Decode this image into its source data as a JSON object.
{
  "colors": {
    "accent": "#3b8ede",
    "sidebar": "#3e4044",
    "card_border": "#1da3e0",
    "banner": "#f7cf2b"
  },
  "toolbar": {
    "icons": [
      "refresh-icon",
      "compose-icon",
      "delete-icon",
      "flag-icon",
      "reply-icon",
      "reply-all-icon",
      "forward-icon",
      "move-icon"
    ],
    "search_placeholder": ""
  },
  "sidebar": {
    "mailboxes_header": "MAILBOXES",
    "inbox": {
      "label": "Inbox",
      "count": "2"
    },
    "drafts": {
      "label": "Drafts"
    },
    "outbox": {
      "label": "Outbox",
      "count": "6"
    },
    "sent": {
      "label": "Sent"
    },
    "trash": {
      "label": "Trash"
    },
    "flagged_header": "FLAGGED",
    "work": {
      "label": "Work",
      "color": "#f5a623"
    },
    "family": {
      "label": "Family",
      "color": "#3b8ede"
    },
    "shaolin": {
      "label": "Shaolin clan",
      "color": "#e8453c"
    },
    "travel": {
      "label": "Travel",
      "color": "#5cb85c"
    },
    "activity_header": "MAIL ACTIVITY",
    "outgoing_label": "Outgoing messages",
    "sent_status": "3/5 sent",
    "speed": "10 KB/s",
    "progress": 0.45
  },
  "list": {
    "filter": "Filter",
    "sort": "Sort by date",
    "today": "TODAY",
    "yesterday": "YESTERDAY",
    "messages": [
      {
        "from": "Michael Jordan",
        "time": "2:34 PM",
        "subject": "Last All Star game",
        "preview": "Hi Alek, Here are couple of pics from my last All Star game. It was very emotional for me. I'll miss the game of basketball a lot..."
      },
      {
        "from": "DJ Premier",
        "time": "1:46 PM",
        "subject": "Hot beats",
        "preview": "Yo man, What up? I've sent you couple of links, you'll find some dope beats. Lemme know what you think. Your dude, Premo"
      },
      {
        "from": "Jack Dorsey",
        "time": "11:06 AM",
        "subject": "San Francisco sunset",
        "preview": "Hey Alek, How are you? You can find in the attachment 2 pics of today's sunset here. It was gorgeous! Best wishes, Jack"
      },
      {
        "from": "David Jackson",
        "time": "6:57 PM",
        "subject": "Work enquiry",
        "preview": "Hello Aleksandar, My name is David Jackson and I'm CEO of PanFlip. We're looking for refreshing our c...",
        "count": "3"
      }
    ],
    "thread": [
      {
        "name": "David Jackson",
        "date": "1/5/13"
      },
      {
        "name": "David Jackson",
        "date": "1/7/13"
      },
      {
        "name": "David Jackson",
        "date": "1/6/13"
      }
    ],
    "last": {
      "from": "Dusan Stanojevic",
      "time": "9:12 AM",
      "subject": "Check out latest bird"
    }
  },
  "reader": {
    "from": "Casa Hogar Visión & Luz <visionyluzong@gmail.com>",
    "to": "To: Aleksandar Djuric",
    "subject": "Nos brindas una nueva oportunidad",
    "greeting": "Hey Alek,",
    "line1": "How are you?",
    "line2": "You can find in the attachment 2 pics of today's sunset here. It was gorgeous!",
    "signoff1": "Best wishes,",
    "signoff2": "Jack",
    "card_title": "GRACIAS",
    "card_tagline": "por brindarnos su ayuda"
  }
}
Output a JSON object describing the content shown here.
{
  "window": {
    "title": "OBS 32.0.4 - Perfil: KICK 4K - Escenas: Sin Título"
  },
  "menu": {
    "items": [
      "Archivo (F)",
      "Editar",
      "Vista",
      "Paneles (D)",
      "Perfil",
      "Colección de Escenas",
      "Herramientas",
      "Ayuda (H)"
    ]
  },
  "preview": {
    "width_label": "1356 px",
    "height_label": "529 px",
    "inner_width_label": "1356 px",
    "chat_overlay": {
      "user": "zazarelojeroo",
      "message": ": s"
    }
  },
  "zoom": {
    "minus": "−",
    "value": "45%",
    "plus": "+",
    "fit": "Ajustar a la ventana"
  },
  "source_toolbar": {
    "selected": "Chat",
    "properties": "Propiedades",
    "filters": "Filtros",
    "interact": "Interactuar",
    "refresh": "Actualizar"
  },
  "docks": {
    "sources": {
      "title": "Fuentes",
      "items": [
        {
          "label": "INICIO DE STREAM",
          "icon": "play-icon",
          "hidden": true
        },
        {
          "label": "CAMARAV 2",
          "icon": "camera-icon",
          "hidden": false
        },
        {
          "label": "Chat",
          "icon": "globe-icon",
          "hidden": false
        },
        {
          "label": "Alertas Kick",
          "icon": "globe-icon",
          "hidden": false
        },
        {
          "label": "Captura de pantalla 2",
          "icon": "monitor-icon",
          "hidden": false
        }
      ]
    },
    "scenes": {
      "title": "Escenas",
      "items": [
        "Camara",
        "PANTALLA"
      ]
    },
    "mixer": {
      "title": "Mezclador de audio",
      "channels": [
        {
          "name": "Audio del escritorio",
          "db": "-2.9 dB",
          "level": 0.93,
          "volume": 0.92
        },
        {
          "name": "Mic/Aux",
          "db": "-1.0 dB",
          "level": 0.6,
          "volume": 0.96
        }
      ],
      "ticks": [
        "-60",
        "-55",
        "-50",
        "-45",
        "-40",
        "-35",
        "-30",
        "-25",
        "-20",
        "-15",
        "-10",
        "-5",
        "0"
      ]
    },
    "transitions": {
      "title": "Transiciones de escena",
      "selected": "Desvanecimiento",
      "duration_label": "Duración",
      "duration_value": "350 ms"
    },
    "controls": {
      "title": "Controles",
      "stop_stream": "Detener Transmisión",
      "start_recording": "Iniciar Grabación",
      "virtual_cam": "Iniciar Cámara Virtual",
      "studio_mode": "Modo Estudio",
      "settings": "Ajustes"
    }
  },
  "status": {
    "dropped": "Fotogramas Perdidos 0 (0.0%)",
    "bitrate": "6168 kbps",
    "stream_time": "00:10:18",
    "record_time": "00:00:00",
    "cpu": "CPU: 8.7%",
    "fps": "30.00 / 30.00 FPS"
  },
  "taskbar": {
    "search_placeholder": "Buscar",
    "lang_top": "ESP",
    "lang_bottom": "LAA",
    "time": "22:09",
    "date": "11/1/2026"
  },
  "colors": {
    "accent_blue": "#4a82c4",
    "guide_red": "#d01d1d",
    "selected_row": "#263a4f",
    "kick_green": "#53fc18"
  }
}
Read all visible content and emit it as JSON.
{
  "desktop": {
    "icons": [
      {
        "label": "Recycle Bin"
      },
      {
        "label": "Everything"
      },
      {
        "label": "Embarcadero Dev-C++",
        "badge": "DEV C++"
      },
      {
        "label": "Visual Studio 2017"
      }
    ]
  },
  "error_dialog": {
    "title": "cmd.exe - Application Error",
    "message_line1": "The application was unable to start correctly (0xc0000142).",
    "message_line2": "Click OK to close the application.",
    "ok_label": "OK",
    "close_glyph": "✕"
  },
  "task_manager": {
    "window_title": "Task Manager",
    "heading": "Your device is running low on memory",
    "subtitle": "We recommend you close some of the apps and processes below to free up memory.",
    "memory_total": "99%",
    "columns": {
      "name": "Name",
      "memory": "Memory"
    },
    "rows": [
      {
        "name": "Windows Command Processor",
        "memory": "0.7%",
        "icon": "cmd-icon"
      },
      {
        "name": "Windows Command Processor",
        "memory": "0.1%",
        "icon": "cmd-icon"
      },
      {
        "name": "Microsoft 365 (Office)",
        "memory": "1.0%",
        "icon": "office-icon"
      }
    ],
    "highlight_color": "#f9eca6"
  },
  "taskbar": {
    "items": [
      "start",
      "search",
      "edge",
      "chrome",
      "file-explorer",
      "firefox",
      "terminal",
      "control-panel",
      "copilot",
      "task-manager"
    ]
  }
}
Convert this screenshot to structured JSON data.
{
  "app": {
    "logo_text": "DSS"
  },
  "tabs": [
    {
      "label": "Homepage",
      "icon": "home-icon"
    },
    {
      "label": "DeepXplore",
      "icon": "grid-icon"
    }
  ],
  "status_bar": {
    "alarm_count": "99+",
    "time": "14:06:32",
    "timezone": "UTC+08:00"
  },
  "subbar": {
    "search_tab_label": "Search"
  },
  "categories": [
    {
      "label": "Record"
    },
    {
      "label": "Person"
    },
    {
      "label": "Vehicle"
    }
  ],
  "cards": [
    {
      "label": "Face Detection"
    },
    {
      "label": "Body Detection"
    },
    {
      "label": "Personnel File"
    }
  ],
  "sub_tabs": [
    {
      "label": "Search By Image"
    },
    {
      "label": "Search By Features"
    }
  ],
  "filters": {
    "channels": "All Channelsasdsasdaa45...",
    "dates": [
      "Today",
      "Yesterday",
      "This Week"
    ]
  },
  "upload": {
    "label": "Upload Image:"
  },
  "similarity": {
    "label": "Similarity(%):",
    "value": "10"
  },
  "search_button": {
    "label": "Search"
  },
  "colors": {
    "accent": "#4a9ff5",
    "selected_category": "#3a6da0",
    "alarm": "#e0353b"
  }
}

**********

REQUIRED WORK — Give again, word for word, every line from the one holding "Convert this screenshot" to the end of the data.

OUTPUT FOR THIS TASK —
Convert this screenshot to structured JSON data.
{
  "app": {
    "logo_text": "DSS"
  },
  "tabs": [
    {
      "label": "Homepage",
      "icon": "home-icon"
    },
    {
      "label": "DeepXplore",
      "icon": "grid-icon"
    }
  ],
  "status_bar": {
    "alarm_count": "99+",
    "time": "14:06:32",
    "timezone": "UTC+08:00"
  },
  "subbar": {
    "search_tab_label": "Search"
  },
  "categories": [
    {
      "label": "Record"
    },
    {
      "label": "Person"
    },
    {
      "label": "Vehicle"
    }
  ],
  "cards": [
    {
      "label": "Face Detection"
    },
    {
      "label": "Body Detection"
    },
    {
      "label": "Personnel File"
    }
  ],
  "sub_tabs": [
    {
      "label": "Search By Image"
    },
    {
      "label": "Search By Features"
    }
  ],
  "filters": {
    "channels": "All Channelsasdsasdaa45...",
    "dates": [
      "Today",
      "Yesterday",
      "This Week"
    ]
  },
  "upload": {
    "label": "Upload Image:"
  },
  "similarity": {
    "label": "Similarity(%):",
    "value": "10"
  },
  "search_button": {
    "label": "Search"
  },
  "colors": {
    "accent": "#4a9ff5",
    "selected_category": "#3a6da0",
    "alarm": "#e0353b"
  }
}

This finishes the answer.